Repeat the records word for word, excluding any picture.

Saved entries
_____

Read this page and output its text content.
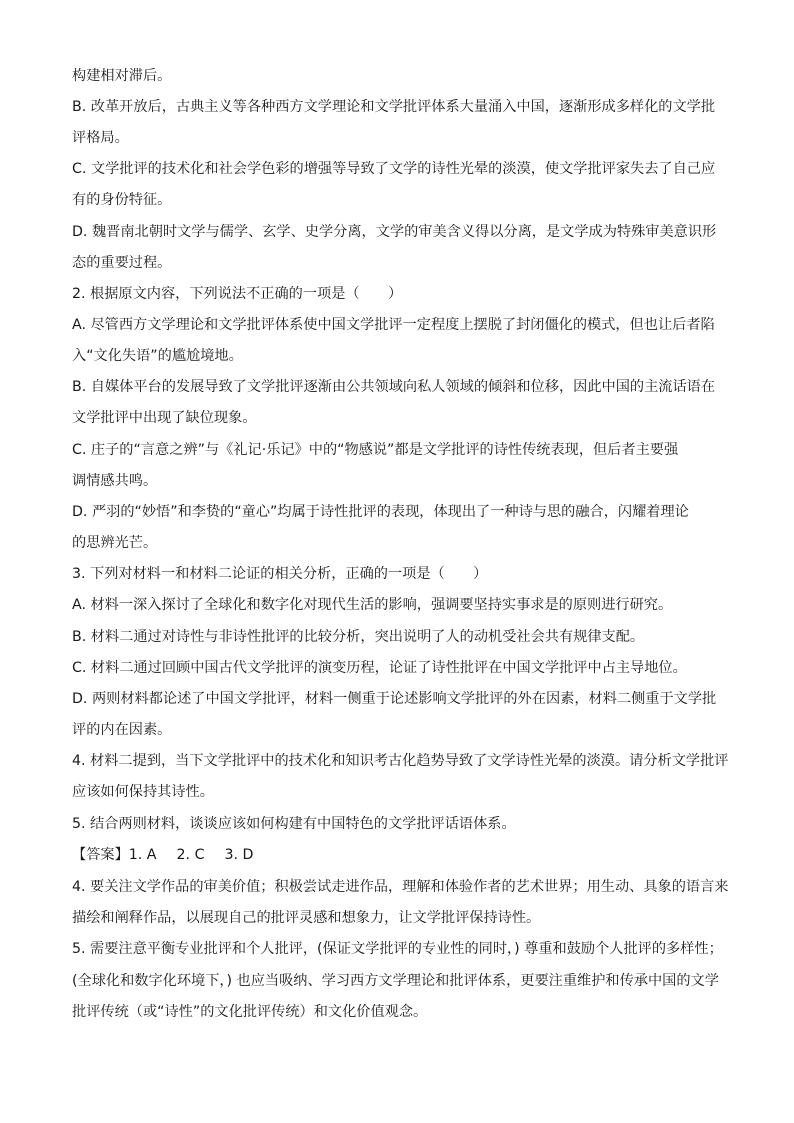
构建相对滞后。
B. 改革开放后，古典主义等各种西方文学理论和文学批评体系大量涌入中国，逐渐形成多样化的文学批
评格局。
C. 文学批评的技术化和社会学色彩的增强等导致了文学的诗性光晕的淡漠，使文学批评家失去了自己应
有的身份特征。
D. 魏晋南北朝时文学与儒学、玄学、史学分离，文学的审美含义得以分离，是文学成为特殊审美意识形
态的重要过程。
2. 根据原文内容，下列说法不正确的一项是（　　）
A. 尽管西方文学理论和文学批评体系使中国文学批评一定程度上摆脱了封闭僵化的模式，但也让后者陷
入“文化失语”的尴尬境地。
B. 自媒体平台的发展导致了文学批评逐渐由公共领域向私人领域的倾斜和位移，因此中国的主流话语在
文学批评中出现了缺位现象。
C. 庄子的“言意之辨”与《礼记·乐记》中的“物感说”都是文学批评的诗性传统表现，但后者主要强
调情感共鸣。
D. 严羽的“妙悟”和李贽的“童心”均属于诗性批评的表现，体现出了一种诗与思的融合，闪耀着理论
的思辨光芒。
3. 下列对材料一和材料二论证的相关分析，正确的一项是（　　）
A. 材料一深入探讨了全球化和数字化对现代生活的影响，强调要坚持实事求是的原则进行研究。
B. 材料二通过对诗性与非诗性批评的比较分析，突出说明了人的动机受社会共有规律支配。
C. 材料二通过回顾中国古代文学批评的演变历程，论证了诗性批评在中国文学批评中占主导地位。
D. 两则材料都论述了中国文学批评，材料一侧重于论述影响文学批评的外在因素，材料二侧重于文学批
评的内在因素。
4. 材料二提到，当下文学批评中的技术化和知识考古化趋势导致了文学诗性光晕的淡漠。请分析文学批评
应该如何保持其诗性。
5. 结合两则材料，谈谈应该如何构建有中国特色的文学批评话语体系。
【答案】1. A 2. C 3. D
4. 要关注文学作品的审美价值；积极尝试走进作品，理解和体验作者的艺术世界；用生动、具象的语言来
描绘和阐释作品，以展现自己的批评灵感和想象力，让文学批评保持诗性。
5. 需要注意平衡专业批评和个人批评，(保证文学批评的专业性的同时，) 尊重和鼓励个人批评的多样性；
(全球化和数字化环境下，) 也应当吸纳、学习西方文学理论和批评体系，更要注重维护和传承中国的文学
批评传统（或“诗性”的文化批评传统）和文化价值观念。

_____

● **Task answer**:
Read this page and output its text content.
构建相对滞后。
B. 改革开放后，古典主义等各种西方文学理论和文学批评体系大量涌入中国，逐渐形成多样化的文学批
评格局。
C. 文学批评的技术化和社会学色彩的增强等导致了文学的诗性光晕的淡漠，使文学批评家失去了自己应
有的身份特征。
D. 魏晋南北朝时文学与儒学、玄学、史学分离，文学的审美含义得以分离，是文学成为特殊审美意识形
态的重要过程。
2. 根据原文内容，下列说法不正确的一项是（　　）
A. 尽管西方文学理论和文学批评体系使中国文学批评一定程度上摆脱了封闭僵化的模式，但也让后者陷
入“文化失语”的尴尬境地。
B. 自媒体平台的发展导致了文学批评逐渐由公共领域向私人领域的倾斜和位移，因此中国的主流话语在
文学批评中出现了缺位现象。
C. 庄子的“言意之辨”与《礼记·乐记》中的“物感说”都是文学批评的诗性传统表现，但后者主要强
调情感共鸣。
D. 严羽的“妙悟”和李贽的“童心”均属于诗性批评的表现，体现出了一种诗与思的融合，闪耀着理论
的思辨光芒。
3. 下列对材料一和材料二论证的相关分析，正确的一项是（　　）
A. 材料一深入探讨了全球化和数字化对现代生活的影响，强调要坚持实事求是的原则进行研究。
B. 材料二通过对诗性与非诗性批评的比较分析，突出说明了人的动机受社会共有规律支配。
C. 材料二通过回顾中国古代文学批评的演变历程，论证了诗性批评在中国文学批评中占主导地位。
D. 两则材料都论述了中国文学批评，材料一侧重于论述影响文学批评的外在因素，材料二侧重于文学批
评的内在因素。
4. 材料二提到，当下文学批评中的技术化和知识考古化趋势导致了文学诗性光晕的淡漠。请分析文学批评
应该如何保持其诗性。
5. 结合两则材料，谈谈应该如何构建有中国特色的文学批评话语体系。
【答案】1. A 2. C 3. D
4. 要关注文学作品的审美价值；积极尝试走进作品，理解和体验作者的艺术世界；用生动、具象的语言来
描绘和阐释作品，以展现自己的批评灵感和想象力，让文学批评保持诗性。
5. 需要注意平衡专业批评和个人批评，(保证文学批评的专业性的同时，) 尊重和鼓励个人批评的多样性；
(全球化和数字化环境下，) 也应当吸纳、学习西方文学理论和批评体系，更要注重维护和传承中国的文学
批评传统（或“诗性”的文化批评传统）和文化价值观念。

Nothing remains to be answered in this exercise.